● Task goal: Quote all of the data below exactly, please.

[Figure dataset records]
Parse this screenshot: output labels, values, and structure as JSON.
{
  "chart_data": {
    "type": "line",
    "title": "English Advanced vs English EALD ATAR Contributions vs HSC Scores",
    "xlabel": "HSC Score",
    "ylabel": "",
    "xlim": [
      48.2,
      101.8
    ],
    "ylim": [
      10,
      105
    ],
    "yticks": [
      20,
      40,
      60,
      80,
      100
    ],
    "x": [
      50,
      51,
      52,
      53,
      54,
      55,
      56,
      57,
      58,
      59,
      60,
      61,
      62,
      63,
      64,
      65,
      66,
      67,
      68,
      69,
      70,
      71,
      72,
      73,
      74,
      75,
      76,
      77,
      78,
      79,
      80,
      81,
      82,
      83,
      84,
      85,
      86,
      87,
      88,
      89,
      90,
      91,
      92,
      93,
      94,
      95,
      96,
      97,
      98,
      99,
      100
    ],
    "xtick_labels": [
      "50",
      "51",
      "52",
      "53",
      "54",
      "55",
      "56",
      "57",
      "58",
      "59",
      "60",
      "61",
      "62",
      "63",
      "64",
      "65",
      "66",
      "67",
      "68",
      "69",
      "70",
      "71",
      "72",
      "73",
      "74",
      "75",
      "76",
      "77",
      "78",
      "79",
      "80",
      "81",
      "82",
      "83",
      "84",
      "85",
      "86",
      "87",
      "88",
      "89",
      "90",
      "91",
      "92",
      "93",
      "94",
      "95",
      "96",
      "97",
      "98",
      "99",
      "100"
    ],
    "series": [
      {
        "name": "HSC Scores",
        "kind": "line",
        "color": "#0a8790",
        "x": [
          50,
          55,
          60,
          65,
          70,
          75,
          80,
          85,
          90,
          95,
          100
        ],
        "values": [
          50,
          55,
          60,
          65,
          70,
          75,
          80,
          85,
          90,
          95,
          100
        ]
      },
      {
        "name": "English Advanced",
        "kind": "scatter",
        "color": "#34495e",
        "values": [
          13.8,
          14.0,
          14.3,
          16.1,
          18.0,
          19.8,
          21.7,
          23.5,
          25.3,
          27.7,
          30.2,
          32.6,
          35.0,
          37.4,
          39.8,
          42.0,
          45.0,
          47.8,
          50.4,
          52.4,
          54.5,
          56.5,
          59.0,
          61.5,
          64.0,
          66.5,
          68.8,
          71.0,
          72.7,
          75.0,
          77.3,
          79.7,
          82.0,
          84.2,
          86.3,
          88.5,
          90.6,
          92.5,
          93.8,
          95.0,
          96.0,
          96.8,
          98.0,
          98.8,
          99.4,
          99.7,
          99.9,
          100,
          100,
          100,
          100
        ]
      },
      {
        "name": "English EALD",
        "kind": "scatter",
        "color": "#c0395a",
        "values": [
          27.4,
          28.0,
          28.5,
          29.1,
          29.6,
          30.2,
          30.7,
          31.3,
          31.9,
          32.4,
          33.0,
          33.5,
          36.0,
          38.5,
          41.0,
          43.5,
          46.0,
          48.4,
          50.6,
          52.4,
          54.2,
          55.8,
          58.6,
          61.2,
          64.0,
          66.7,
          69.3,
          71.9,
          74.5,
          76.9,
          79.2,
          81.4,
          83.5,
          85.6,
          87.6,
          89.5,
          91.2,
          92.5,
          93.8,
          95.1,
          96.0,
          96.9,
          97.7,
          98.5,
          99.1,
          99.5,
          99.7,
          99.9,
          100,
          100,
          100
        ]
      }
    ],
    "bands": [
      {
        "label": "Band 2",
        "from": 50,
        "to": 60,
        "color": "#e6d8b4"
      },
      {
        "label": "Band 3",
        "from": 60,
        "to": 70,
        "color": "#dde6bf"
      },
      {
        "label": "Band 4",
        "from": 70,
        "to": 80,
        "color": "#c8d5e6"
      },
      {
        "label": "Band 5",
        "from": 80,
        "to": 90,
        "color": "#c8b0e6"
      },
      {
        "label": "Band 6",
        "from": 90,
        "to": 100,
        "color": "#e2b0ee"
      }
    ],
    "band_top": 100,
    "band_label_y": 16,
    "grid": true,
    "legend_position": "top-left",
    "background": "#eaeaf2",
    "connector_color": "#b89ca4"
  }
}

● In response:
Parse this screenshot: output labels, values, and structure as JSON.
{
  "chart_data": {
    "type": "line",
    "title": "English Advanced vs English EALD ATAR Contributions vs HSC Scores",
    "xlabel": "HSC Score",
    "ylabel": "",
    "xlim": [
      48.2,
      101.8
    ],
    "ylim": [
      10,
      105
    ],
    "yticks": [
      20,
      40,
      60,
      80,
      100
    ],
    "x": [
      50,
      51,
      52,
      53,
      54,
      55,
      56,
      57,
      58,
      59,
      60,
      61,
      62,
      63,
      64,
      65,
      66,
      67,
      68,
      69,
      70,
      71,
      72,
      73,
      74,
      75,
      76,
      77,
      78,
      79,
      80,
      81,
      82,
      83,
      84,
      85,
      86,
      87,
      88,
      89,
      90,
      91,
      92,
      93,
      94,
      95,
      96,
      97,
      98,
      99,
      100
    ],
    "xtick_labels": [
      "50",
      "51",
      "52",
      "53",
      "54",
      "55",
      "56",
      "57",
      "58",
      "59",
      "60",
      "61",
      "62",
      "63",
      "64",
      "65",
      "66",
      "67",
      "68",
      "69",
      "70",
      "71",
      "72",
      "73",
      "74",
      "75",
      "76",
      "77",
      "78",
      "79",
      "80",
      "81",
      "82",
      "83",
      "84",
      "85",
      "86",
      "87",
      "88",
      "89",
      "90",
      "91",
      "92",
      "93",
      "94",
      "95",
      "96",
      "97",
      "98",
      "99",
      "100"
    ],
    "series": [
      {
        "name": "HSC Scores",
        "kind": "line",
        "color": "#0a8790",
        "x": [
          50,
          55,
          60,
          65,
          70,
          75,
          80,
          85,
          90,
          95,
          100
        ],
        "values": [
          50,
          55,
          60,
          65,
          70,
          75,
          80,
          85,
          90,
          95,
          100
        ]
      },
      {
        "name": "English Advanced",
        "kind": "scatter",
        "color": "#34495e",
        "values": [
          13.8,
          14.0,
          14.3,
          16.1,
          18.0,
          19.8,
          21.7,
          23.5,
          25.3,
          27.7,
          30.2,
          32.6,
          35.0,
          37.4,
          39.8,
          42.0,
          45.0,
          47.8,
          50.4,
          52.4,
          54.5,
          56.5,
          59.0,
          61.5,
          64.0,
          66.5,
          68.8,
          71.0,
          72.7,
          75.0,
          77.3,
          79.7,
          82.0,
          84.2,
          86.3,
          88.5,
          90.6,
          92.5,
          93.8,
          95.0,
          96.0,
          96.8,
          98.0,
          98.8,
          99.4,
          99.7,
          99.9,
          100,
          100,
          100,
          100
        ]
      },
      {
        "name": "English EALD",
        "kind": "scatter",
        "color": "#c0395a",
        "values": [
          27.4,
          28.0,
          28.5,
          29.1,
          29.6,
          30.2,
          30.7,
          31.3,
          31.9,
          32.4,
          33.0,
          33.5,
          36.0,
          38.5,
          41.0,
          43.5,
          46.0,
          48.4,
          50.6,
          52.4,
          54.2,
          55.8,
          58.6,
          61.2,
          64.0,
          66.7,
          69.3,
          71.9,
          74.5,
          76.9,
          79.2,
          81.4,
          83.5,
          85.6,
          87.6,
          89.5,
          91.2,
          92.5,
          93.8,
          95.1,
          96.0,
          96.9,
          97.7,
          98.5,
          99.1,
          99.5,
          99.7,
          99.9,
          100,
          100,
          100
        ]
      }
    ],
    "bands": [
      {
        "label": "Band 2",
        "from": 50,
        "to": 60,
        "color": "#e6d8b4"
      },
      {
        "label": "Band 3",
        "from": 60,
        "to": 70,
        "color": "#dde6bf"
      },
      {
        "label": "Band 4",
        "from": 70,
        "to": 80,
        "color": "#c8d5e6"
      },
      {
        "label": "Band 5",
        "from": 80,
        "to": 90,
        "color": "#c8b0e6"
      },
      {
        "label": "Band 6",
        "from": 90,
        "to": 100,
        "color": "#e2b0ee"
      }
    ],
    "band_top": 100,
    "band_label_y": 16,
    "grid": true,
    "legend_position": "top-left",
    "background": "#eaeaf2",
    "connector_color": "#b89ca4"
  }
}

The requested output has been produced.